TASK DIRECTIONS:
Check each line of the material below, and copy it if it holds the string "name".

RECORD EXTRACTS:
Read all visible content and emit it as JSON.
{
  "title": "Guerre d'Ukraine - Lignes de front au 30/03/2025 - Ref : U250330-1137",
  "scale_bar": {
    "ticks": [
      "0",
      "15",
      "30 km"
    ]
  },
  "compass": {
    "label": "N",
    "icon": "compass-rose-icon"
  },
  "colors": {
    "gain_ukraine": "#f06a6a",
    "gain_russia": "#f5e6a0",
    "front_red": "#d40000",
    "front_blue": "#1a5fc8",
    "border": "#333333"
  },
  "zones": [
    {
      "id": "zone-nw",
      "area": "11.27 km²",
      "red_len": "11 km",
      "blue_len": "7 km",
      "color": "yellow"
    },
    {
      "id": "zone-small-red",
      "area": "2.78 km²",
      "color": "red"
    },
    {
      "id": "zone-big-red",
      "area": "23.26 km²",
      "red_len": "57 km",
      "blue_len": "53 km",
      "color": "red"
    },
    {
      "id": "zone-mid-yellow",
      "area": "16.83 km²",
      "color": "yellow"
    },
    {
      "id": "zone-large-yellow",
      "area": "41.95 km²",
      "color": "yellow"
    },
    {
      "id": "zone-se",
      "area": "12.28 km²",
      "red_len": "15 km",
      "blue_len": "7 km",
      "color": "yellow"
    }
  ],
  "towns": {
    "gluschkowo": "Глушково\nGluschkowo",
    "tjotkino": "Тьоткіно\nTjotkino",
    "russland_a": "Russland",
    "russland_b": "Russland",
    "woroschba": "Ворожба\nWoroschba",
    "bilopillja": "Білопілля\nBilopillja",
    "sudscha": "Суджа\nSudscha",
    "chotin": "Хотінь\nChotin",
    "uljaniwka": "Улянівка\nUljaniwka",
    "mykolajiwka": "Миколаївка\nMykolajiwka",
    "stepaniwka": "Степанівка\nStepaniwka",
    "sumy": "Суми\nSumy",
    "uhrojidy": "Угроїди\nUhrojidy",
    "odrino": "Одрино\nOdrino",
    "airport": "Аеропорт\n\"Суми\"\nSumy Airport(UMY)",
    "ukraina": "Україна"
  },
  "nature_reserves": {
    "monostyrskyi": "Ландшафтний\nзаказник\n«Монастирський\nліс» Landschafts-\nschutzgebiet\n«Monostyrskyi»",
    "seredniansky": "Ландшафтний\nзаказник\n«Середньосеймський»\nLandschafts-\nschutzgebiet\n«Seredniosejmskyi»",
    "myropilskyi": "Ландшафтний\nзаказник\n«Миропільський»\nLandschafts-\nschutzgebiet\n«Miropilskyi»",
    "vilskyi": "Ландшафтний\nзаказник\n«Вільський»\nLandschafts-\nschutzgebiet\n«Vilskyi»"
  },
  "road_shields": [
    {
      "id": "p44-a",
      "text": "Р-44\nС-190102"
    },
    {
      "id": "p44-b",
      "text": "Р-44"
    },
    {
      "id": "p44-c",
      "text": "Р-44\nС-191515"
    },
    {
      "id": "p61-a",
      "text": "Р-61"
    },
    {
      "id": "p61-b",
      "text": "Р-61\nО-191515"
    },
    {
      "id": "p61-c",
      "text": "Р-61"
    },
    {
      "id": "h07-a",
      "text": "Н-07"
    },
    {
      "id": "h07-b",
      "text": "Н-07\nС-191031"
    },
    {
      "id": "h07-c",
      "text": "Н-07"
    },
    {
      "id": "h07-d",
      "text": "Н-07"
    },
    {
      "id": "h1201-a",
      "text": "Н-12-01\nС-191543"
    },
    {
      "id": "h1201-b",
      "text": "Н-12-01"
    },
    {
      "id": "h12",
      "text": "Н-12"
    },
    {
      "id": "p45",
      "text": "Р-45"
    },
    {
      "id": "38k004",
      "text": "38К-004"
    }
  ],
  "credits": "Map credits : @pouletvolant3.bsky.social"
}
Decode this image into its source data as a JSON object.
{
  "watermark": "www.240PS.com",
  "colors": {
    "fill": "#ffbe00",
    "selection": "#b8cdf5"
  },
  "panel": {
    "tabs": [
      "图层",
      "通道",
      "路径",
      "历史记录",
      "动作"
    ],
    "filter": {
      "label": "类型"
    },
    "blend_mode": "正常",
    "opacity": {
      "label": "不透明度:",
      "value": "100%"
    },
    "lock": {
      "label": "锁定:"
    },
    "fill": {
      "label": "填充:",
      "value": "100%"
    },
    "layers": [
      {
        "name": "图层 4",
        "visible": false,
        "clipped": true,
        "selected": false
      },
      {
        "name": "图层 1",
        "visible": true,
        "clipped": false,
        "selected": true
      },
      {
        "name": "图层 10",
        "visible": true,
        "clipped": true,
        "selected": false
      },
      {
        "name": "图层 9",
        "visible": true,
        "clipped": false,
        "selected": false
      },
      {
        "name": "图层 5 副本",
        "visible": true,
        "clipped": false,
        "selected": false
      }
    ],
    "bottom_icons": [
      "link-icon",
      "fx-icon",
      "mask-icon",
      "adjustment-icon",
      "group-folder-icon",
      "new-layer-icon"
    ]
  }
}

RESPONSE BELOW:
        "name": "图层 4",
        "name": "图层 1",
        "name": "图层 10",
        "name": "图层 9",
        "name": "图层 5 副本",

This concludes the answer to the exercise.